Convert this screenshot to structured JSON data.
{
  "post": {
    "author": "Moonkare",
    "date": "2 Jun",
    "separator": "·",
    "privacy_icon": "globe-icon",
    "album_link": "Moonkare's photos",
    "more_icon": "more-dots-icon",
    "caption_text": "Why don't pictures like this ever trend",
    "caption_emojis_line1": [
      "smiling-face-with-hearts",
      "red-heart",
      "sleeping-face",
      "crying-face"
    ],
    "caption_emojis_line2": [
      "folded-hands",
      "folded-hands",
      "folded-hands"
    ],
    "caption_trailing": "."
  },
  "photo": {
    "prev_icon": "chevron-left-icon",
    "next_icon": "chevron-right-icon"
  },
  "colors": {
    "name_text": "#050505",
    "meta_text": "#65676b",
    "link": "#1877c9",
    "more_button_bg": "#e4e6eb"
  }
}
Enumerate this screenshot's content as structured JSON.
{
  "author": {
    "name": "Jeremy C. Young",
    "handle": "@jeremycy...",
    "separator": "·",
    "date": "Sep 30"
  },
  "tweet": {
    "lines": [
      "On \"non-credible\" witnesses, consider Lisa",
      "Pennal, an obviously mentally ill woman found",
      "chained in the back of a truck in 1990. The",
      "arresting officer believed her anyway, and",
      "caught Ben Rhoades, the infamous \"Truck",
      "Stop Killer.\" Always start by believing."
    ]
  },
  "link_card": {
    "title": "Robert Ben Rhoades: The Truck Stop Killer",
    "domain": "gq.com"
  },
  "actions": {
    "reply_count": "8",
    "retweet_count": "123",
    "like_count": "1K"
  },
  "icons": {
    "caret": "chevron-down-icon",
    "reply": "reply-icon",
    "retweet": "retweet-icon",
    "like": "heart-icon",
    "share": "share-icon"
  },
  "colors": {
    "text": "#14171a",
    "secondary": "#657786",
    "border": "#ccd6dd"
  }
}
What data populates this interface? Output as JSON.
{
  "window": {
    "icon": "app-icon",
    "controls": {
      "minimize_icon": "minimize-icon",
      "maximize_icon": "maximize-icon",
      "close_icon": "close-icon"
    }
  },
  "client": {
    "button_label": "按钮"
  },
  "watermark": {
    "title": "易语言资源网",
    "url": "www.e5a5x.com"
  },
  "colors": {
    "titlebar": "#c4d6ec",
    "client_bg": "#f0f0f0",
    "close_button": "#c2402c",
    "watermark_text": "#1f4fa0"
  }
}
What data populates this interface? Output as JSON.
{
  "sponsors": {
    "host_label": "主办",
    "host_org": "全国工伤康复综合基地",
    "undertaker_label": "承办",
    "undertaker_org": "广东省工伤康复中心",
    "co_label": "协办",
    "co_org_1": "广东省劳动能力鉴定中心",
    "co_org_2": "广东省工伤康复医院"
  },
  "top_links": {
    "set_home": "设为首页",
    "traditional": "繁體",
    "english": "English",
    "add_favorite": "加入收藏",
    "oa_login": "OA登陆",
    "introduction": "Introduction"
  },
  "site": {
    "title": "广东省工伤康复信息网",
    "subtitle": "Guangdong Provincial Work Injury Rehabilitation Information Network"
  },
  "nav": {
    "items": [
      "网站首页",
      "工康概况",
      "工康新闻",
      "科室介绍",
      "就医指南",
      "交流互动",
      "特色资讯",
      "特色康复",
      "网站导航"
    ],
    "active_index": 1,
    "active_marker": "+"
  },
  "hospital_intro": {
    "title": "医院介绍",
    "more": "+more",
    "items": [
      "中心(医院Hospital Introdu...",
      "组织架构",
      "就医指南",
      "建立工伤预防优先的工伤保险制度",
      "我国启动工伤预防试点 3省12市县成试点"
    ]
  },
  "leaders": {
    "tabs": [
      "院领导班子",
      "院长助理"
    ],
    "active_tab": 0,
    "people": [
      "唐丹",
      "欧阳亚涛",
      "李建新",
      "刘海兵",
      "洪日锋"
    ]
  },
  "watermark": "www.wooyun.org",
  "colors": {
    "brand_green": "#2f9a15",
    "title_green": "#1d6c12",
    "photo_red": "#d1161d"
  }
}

★ ★ ★

Given instruction: Isolate each line of the listing above that includes "Stop". Copy it.

Written answer:
      "Stop Killer.\" Always start by believing."
    "title": "Robert Ben Rhoades: The Truck Stop Killer",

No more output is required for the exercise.